Problem description
Copy nothing but the text: reproduce each line of the listing exactly and leave the pictures out.

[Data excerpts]
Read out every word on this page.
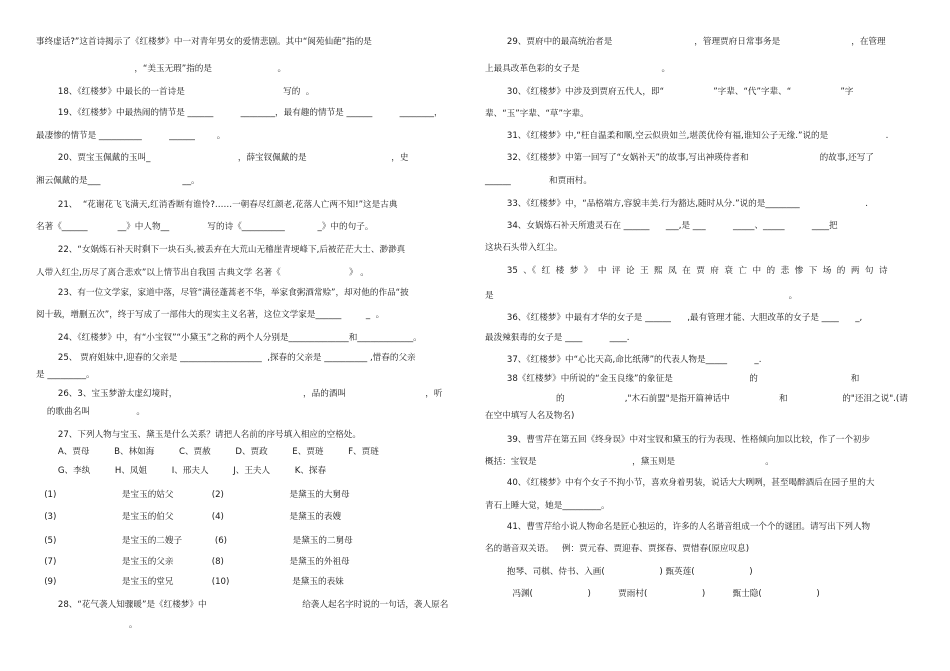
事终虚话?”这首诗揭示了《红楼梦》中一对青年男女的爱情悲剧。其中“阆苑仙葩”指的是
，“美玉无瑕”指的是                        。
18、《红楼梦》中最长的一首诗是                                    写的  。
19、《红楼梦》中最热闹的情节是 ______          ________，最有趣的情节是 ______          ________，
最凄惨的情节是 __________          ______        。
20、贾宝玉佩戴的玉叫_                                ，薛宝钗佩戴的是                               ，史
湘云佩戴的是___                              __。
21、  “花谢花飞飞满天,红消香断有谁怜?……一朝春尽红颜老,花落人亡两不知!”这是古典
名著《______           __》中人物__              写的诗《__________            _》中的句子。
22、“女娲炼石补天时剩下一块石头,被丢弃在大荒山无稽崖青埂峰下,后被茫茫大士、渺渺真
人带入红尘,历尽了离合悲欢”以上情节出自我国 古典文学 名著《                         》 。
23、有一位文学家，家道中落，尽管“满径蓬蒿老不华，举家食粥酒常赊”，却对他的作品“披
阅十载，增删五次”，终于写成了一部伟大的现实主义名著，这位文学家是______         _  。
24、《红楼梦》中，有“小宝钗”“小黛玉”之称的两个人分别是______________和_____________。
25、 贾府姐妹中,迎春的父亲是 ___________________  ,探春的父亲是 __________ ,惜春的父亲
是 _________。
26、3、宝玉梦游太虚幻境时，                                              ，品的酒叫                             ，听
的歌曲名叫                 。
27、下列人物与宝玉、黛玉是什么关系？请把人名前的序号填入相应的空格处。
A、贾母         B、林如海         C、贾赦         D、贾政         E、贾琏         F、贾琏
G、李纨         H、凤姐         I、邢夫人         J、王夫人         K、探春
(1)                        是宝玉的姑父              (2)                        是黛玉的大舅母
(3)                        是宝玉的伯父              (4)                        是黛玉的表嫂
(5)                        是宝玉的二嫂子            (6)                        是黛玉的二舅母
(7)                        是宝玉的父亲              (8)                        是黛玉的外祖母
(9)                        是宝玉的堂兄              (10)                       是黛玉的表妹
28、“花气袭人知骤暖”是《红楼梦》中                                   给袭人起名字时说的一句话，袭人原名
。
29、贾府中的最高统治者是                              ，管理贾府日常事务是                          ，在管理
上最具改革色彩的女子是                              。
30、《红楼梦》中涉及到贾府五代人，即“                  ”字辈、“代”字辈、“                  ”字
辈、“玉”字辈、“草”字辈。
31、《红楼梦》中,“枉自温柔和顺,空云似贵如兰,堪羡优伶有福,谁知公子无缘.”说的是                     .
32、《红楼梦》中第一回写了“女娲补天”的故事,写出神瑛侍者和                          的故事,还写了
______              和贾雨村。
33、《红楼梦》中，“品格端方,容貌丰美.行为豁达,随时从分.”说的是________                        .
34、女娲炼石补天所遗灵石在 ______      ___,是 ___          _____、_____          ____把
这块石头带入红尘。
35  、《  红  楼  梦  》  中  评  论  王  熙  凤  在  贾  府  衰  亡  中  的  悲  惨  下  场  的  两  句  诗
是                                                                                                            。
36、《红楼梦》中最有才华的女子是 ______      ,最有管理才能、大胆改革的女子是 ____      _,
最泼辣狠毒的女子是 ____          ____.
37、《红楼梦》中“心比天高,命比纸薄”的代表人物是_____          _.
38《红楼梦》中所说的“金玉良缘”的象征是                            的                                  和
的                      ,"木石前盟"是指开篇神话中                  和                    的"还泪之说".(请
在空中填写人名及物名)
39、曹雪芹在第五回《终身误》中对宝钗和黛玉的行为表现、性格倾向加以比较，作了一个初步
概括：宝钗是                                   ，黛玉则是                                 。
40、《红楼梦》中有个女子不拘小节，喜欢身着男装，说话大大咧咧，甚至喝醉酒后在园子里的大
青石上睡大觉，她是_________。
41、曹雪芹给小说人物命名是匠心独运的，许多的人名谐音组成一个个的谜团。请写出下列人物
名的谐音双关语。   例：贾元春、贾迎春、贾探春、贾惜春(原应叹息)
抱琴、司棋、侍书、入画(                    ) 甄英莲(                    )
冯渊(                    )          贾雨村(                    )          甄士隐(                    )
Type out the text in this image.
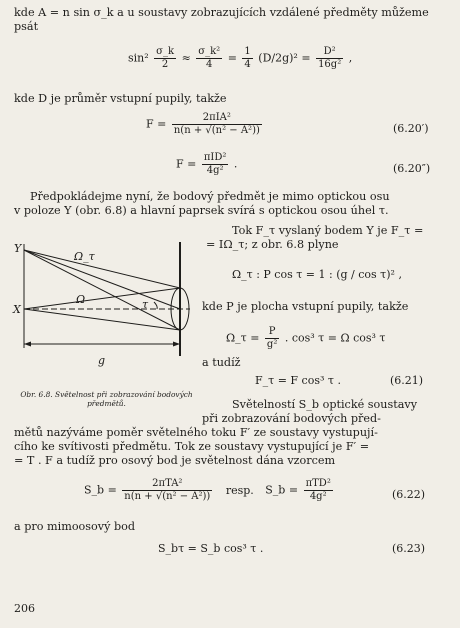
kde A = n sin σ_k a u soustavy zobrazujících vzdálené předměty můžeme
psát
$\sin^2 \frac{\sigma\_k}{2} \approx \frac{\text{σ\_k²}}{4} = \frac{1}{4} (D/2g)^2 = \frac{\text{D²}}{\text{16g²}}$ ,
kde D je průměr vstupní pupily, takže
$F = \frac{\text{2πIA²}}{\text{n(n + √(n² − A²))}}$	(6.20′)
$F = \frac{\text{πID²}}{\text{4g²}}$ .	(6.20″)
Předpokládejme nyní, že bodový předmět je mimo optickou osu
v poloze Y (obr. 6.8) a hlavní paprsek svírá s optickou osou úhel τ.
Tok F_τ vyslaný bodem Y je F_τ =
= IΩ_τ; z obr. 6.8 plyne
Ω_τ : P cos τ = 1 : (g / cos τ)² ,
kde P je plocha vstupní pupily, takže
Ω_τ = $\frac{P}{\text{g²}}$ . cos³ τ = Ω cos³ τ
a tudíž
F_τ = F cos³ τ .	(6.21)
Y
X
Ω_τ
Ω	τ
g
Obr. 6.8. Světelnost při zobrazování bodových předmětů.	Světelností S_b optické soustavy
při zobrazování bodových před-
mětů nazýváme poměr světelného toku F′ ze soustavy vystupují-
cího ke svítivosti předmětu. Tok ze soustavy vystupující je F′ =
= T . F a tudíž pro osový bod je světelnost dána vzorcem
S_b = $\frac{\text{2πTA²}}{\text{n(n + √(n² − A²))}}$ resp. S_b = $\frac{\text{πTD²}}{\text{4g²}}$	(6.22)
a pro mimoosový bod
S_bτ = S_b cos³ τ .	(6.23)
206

Answer for the task
Read out every word on this page.
事终虚话?”这首诗揭示了《红楼梦》中一对青年男女的爱情悲剧。其中“阆苑仙葩”指的是
，“美玉无瑕”指的是                        。
18、《红楼梦》中最长的一首诗是                                    写的  。
19、《红楼梦》中最热闹的情节是 ______          ________，最有趣的情节是 ______          ________，
最凄惨的情节是 __________          ______        。
20、贾宝玉佩戴的玉叫_                                ，薛宝钗佩戴的是                               ，史
湘云佩戴的是___                              __。
21、  “花谢花飞飞满天,红消香断有谁怜?……一朝春尽红颜老,花落人亡两不知!”这是古典
名著《______           __》中人物__              写的诗《__________            _》中的句子。
22、“女娲炼石补天时剩下一块石头,被丢弃在大荒山无稽崖青埂峰下,后被茫茫大士、渺渺真
人带入红尘,历尽了离合悲欢”以上情节出自我国 古典文学 名著《                         》 。
23、有一位文学家，家道中落，尽管“满径蓬蒿老不华，举家食粥酒常赊”，却对他的作品“披
阅十载，增删五次”，终于写成了一部伟大的现实主义名著，这位文学家是______         _  。
24、《红楼梦》中，有“小宝钗”“小黛玉”之称的两个人分别是______________和_____________。
25、 贾府姐妹中,迎春的父亲是 ___________________  ,探春的父亲是 __________ ,惜春的父亲
是 _________。
26、3、宝玉梦游太虚幻境时，                                              ，品的酒叫                             ，听
的歌曲名叫                 。
27、下列人物与宝玉、黛玉是什么关系？请把人名前的序号填入相应的空格处。
A、贾母         B、林如海         C、贾赦         D、贾政         E、贾琏         F、贾琏
G、李纨         H、凤姐         I、邢夫人         J、王夫人         K、探春
(1)                        是宝玉的姑父              (2)                        是黛玉的大舅母
(3)                        是宝玉的伯父              (4)                        是黛玉的表嫂
(5)                        是宝玉的二嫂子            (6)                        是黛玉的二舅母
(7)                        是宝玉的父亲              (8)                        是黛玉的外祖母
(9)                        是宝玉的堂兄              (10)                       是黛玉的表妹
28、“花气袭人知骤暖”是《红楼梦》中                                   给袭人起名字时说的一句话，袭人原名
。
29、贾府中的最高统治者是                              ，管理贾府日常事务是                          ，在管理
上最具改革色彩的女子是                              。
30、《红楼梦》中涉及到贾府五代人，即“                  ”字辈、“代”字辈、“                  ”字
辈、“玉”字辈、“草”字辈。
31、《红楼梦》中,“枉自温柔和顺,空云似贵如兰,堪羡优伶有福,谁知公子无缘.”说的是                     .
32、《红楼梦》中第一回写了“女娲补天”的故事,写出神瑛侍者和                          的故事,还写了
______              和贾雨村。
33、《红楼梦》中，“品格端方,容貌丰美.行为豁达,随时从分.”说的是________                        .
34、女娲炼石补天所遗灵石在 ______      ___,是 ___          _____、_____          ____把
这块石头带入红尘。
35  、《  红  楼  梦  》  中  评  论  王  熙  凤  在  贾  府  衰  亡  中  的  悲  惨  下  场  的  两  句  诗
是                                                                                                            。
36、《红楼梦》中最有才华的女子是 ______      ,最有管理才能、大胆改革的女子是 ____      _,
最泼辣狠毒的女子是 ____          ____.
37、《红楼梦》中“心比天高,命比纸薄”的代表人物是_____          _.
38《红楼梦》中所说的“金玉良缘”的象征是                            的                                  和
的                      ,"木石前盟"是指开篇神话中                  和                    的"还泪之说".(请
在空中填写人名及物名)
39、曹雪芹在第五回《终身误》中对宝钗和黛玉的行为表现、性格倾向加以比较，作了一个初步
概括：宝钗是                                   ，黛玉则是                                 。
40、《红楼梦》中有个女子不拘小节，喜欢身着男装，说话大大咧咧，甚至喝醉酒后在园子里的大
青石上睡大觉，她是_________。
41、曹雪芹给小说人物命名是匠心独运的，许多的人名谐音组成一个个的谜团。请写出下列人物
名的谐音双关语。   例：贾元春、贾迎春、贾探春、贾惜春(原应叹息)
抱琴、司棋、侍书、入画(                    ) 甄英莲(                    )
冯渊(                    )          贾雨村(                    )          甄士隐(                    )
Type out the text in this image.
kde A = n sin σ_k a u soustavy zobrazujících vzdálené předměty můžeme
psát
$\sin^2 \frac{\sigma\_k}{2} \approx \frac{\text{σ\_k²}}{4} = \frac{1}{4} (D/2g)^2 = \frac{\text{D²}}{\text{16g²}}$ ,
kde D je průměr vstupní pupily, takže
$F = \frac{\text{2πIA²}}{\text{n(n + √(n² − A²))}}$	(6.20′)
$F = \frac{\text{πID²}}{\text{4g²}}$ .	(6.20″)
Předpokládejme nyní, že bodový předmět je mimo optickou osu
v poloze Y (obr. 6.8) a hlavní paprsek svírá s optickou osou úhel τ.
Tok F_τ vyslaný bodem Y je F_τ =
= IΩ_τ; z obr. 6.8 plyne
Ω_τ : P cos τ = 1 : (g / cos τ)² ,
kde P je plocha vstupní pupily, takže
Ω_τ = $\frac{P}{\text{g²}}$ . cos³ τ = Ω cos³ τ
a tudíž
F_τ = F cos³ τ .	(6.21)
Y
X
Ω_τ
Ω	τ
g
Obr. 6.8. Světelnost při zobrazování bodových předmětů.	Světelností S_b optické soustavy
při zobrazování bodových před-
mětů nazýváme poměr světelného toku F′ ze soustavy vystupují-
cího ke svítivosti předmětu. Tok ze soustavy vystupující je F′ =
= T . F a tudíž pro osový bod je světelnost dána vzorcem
S_b = $\frac{\text{2πTA²}}{\text{n(n + √(n² − A²))}}$ resp. S_b = $\frac{\text{πTD²}}{\text{4g²}}$	(6.22)
a pro mimoosový bod
S_bτ = S_b cos³ τ .	(6.23)
206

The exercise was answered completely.